▼▼▼
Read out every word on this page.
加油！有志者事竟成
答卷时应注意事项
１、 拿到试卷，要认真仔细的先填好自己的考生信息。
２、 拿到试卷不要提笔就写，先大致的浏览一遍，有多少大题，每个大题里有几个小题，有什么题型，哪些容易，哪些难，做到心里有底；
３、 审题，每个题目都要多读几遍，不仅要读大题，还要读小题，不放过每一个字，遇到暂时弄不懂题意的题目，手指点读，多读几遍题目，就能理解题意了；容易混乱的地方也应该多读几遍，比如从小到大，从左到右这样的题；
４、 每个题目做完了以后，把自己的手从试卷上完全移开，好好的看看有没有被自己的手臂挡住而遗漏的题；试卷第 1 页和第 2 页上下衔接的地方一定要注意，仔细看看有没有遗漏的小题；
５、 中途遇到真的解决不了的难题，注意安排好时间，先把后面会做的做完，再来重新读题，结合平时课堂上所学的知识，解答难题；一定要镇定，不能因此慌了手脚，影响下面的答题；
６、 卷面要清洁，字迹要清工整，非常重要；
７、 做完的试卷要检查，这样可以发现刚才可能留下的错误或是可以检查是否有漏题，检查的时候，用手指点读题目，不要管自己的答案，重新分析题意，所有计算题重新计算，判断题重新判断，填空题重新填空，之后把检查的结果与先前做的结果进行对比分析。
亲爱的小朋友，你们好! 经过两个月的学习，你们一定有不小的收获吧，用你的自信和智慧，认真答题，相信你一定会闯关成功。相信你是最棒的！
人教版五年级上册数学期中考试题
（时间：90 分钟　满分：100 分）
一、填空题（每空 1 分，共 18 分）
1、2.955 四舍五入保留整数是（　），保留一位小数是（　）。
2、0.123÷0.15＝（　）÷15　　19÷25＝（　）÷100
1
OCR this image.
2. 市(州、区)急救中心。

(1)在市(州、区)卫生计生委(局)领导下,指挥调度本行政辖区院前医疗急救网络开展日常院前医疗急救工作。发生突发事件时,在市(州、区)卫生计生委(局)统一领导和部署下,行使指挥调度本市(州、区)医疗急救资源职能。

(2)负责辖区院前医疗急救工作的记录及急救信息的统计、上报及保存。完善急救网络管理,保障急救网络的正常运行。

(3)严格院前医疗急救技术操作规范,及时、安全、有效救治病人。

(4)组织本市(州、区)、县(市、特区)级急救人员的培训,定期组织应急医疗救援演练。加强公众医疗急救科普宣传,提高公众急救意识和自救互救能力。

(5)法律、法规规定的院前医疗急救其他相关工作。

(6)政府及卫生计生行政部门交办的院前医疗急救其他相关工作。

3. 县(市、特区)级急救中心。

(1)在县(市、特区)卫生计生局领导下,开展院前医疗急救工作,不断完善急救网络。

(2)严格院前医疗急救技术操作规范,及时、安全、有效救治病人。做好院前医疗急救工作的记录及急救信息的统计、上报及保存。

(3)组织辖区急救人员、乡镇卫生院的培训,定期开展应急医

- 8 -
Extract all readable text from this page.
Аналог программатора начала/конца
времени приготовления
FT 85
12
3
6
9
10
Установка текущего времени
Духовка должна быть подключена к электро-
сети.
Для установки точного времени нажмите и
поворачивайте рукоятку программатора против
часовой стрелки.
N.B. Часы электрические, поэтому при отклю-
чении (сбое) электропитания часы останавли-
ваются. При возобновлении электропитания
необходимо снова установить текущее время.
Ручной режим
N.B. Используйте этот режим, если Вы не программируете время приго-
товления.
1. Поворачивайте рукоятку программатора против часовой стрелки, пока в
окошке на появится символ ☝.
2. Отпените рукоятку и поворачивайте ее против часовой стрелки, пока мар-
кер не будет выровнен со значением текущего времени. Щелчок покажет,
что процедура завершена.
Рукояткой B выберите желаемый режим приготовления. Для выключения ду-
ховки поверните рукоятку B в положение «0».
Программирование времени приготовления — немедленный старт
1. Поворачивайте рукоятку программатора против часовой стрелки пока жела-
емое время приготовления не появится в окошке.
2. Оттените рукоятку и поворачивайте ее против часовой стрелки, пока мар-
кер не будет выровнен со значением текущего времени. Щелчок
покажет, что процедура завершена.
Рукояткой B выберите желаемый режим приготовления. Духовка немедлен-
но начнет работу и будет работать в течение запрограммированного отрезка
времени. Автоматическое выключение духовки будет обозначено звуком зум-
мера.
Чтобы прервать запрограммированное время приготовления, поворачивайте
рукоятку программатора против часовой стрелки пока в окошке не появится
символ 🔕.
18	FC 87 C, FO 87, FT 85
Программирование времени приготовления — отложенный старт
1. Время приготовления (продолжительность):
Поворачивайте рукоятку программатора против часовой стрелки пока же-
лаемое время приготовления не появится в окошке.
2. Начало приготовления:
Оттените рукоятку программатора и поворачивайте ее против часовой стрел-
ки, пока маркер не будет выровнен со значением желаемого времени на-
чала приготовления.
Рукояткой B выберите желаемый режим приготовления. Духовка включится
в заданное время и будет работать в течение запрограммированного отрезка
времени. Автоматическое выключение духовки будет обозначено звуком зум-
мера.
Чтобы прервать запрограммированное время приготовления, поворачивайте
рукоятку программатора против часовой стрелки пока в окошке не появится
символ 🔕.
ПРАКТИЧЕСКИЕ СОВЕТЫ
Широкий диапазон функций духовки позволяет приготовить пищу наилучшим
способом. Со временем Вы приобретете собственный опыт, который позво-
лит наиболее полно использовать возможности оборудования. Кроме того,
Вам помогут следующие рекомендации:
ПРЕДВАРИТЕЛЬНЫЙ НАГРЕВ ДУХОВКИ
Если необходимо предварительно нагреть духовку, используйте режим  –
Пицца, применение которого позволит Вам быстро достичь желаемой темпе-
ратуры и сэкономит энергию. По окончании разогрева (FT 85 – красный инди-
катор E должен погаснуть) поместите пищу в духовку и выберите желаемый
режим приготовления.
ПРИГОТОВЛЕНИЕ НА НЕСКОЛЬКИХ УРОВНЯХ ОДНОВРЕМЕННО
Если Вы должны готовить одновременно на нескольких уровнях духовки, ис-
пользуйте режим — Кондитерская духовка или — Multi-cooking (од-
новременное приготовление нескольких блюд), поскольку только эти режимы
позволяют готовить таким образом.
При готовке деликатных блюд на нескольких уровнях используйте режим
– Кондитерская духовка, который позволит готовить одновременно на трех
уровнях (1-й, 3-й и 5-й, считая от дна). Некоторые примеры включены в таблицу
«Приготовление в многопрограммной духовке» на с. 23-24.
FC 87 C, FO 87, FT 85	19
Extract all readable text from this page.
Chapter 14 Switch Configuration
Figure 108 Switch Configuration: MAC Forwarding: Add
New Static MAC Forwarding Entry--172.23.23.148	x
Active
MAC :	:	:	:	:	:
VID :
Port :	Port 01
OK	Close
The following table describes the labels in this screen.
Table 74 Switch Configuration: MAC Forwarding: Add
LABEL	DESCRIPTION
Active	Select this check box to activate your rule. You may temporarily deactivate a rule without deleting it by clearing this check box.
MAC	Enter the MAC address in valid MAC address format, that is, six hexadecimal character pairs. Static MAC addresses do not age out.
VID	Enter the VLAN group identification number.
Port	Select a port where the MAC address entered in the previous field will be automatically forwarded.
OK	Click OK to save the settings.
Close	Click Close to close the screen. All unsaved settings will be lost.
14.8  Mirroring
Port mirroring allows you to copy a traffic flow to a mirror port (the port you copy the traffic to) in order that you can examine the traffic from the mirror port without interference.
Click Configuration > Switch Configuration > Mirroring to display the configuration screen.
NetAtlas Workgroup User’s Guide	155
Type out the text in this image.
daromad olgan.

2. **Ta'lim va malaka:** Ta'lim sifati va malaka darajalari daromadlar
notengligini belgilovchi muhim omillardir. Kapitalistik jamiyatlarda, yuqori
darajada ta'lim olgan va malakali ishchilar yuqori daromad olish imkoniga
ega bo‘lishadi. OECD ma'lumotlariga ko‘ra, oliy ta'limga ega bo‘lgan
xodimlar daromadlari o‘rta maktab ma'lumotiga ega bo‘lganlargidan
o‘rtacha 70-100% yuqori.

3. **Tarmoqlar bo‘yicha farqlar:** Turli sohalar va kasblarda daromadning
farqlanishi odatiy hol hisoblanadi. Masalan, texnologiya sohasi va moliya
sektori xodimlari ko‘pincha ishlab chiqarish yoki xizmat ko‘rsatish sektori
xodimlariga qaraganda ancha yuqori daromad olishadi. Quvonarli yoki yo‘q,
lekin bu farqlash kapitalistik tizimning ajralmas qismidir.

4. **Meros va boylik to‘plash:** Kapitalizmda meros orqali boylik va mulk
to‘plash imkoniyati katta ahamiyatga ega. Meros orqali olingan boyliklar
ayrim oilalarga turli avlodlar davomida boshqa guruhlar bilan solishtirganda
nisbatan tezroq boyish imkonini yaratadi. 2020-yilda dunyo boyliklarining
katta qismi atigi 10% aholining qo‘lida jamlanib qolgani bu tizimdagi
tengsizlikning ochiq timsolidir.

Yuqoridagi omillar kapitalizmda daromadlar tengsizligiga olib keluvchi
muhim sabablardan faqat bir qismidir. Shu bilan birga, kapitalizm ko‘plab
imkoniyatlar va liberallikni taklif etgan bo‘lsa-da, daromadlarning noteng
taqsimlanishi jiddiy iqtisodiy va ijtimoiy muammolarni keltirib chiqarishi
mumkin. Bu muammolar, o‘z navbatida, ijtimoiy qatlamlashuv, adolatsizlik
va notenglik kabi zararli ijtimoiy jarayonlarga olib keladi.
▲▲▲
### Work to complete
Using the listing above, list every line in which the string "блюд" occurs.

### Solution for this problem
новременное приготовление нескольких блюд), поскольку только эти режимы
При готовке деликатных блюд на нескольких уровнях используйте режим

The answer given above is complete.